▶ [Set problem]:
Reproduce every entry exactly.

** Start Extracted entries **

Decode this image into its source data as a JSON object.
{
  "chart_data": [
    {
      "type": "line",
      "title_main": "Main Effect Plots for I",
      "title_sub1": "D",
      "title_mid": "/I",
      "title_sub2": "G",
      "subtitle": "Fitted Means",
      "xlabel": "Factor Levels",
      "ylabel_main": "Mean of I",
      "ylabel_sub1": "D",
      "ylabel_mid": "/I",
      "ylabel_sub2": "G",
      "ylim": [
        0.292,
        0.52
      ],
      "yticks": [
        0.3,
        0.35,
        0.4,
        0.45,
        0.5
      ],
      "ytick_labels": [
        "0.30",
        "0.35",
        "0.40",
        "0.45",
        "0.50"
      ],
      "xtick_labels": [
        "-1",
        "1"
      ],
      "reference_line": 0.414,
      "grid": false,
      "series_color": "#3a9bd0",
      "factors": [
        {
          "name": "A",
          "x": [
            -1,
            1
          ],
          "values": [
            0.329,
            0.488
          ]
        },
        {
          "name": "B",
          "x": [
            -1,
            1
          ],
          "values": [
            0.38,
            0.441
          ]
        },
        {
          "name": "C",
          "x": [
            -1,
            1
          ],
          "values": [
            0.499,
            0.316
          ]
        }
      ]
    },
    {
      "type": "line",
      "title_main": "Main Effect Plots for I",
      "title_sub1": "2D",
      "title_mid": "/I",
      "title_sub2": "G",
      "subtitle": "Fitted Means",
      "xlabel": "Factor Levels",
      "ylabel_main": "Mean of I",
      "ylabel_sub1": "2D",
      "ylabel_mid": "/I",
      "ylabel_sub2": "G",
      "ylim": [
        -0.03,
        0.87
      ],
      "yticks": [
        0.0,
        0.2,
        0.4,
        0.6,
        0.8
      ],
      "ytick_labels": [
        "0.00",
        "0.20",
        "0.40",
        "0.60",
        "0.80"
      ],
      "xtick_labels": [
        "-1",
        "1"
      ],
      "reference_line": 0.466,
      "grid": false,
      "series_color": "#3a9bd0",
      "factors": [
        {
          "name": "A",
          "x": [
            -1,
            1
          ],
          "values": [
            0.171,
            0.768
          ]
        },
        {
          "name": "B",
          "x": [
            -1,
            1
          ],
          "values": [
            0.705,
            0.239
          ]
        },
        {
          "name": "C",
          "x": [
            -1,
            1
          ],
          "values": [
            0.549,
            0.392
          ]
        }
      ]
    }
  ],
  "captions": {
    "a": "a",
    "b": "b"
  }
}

** End Extracted entries **

▶ [Correct answer]:
Decode this image into its source data as a JSON object.
{
  "chart_data": [
    {
      "type": "line",
      "title_main": "Main Effect Plots for I",
      "title_sub1": "D",
      "title_mid": "/I",
      "title_sub2": "G",
      "subtitle": "Fitted Means",
      "xlabel": "Factor Levels",
      "ylabel_main": "Mean of I",
      "ylabel_sub1": "D",
      "ylabel_mid": "/I",
      "ylabel_sub2": "G",
      "ylim": [
        0.292,
        0.52
      ],
      "yticks": [
        0.3,
        0.35,
        0.4,
        0.45,
        0.5
      ],
      "ytick_labels": [
        "0.30",
        "0.35",
        "0.40",
        "0.45",
        "0.50"
      ],
      "xtick_labels": [
        "-1",
        "1"
      ],
      "reference_line": 0.414,
      "grid": false,
      "series_color": "#3a9bd0",
      "factors": [
        {
          "name": "A",
          "x": [
            -1,
            1
          ],
          "values": [
            0.329,
            0.488
          ]
        },
        {
          "name": "B",
          "x": [
            -1,
            1
          ],
          "values": [
            0.38,
            0.441
          ]
        },
        {
          "name": "C",
          "x": [
            -1,
            1
          ],
          "values": [
            0.499,
            0.316
          ]
        }
      ]
    },
    {
      "type": "line",
      "title_main": "Main Effect Plots for I",
      "title_sub1": "2D",
      "title_mid": "/I",
      "title_sub2": "G",
      "subtitle": "Fitted Means",
      "xlabel": "Factor Levels",
      "ylabel_main": "Mean of I",
      "ylabel_sub1": "2D",
      "ylabel_mid": "/I",
      "ylabel_sub2": "G",
      "ylim": [
        -0.03,
        0.87
      ],
      "yticks": [
        0.0,
        0.2,
        0.4,
        0.6,
        0.8
      ],
      "ytick_labels": [
        "0.00",
        "0.20",
        "0.40",
        "0.60",
        "0.80"
      ],
      "xtick_labels": [
        "-1",
        "1"
      ],
      "reference_line": 0.466,
      "grid": false,
      "series_color": "#3a9bd0",
      "factors": [
        {
          "name": "A",
          "x": [
            -1,
            1
          ],
          "values": [
            0.171,
            0.768
          ]
        },
        {
          "name": "B",
          "x": [
            -1,
            1
          ],
          "values": [
            0.705,
            0.239
          ]
        },
        {
          "name": "C",
          "x": [
            -1,
            1
          ],
          "values": [
            0.549,
            0.392
          ]
        }
      ]
    }
  ],
  "captions": {
    "a": "a",
    "b": "b"
  }
}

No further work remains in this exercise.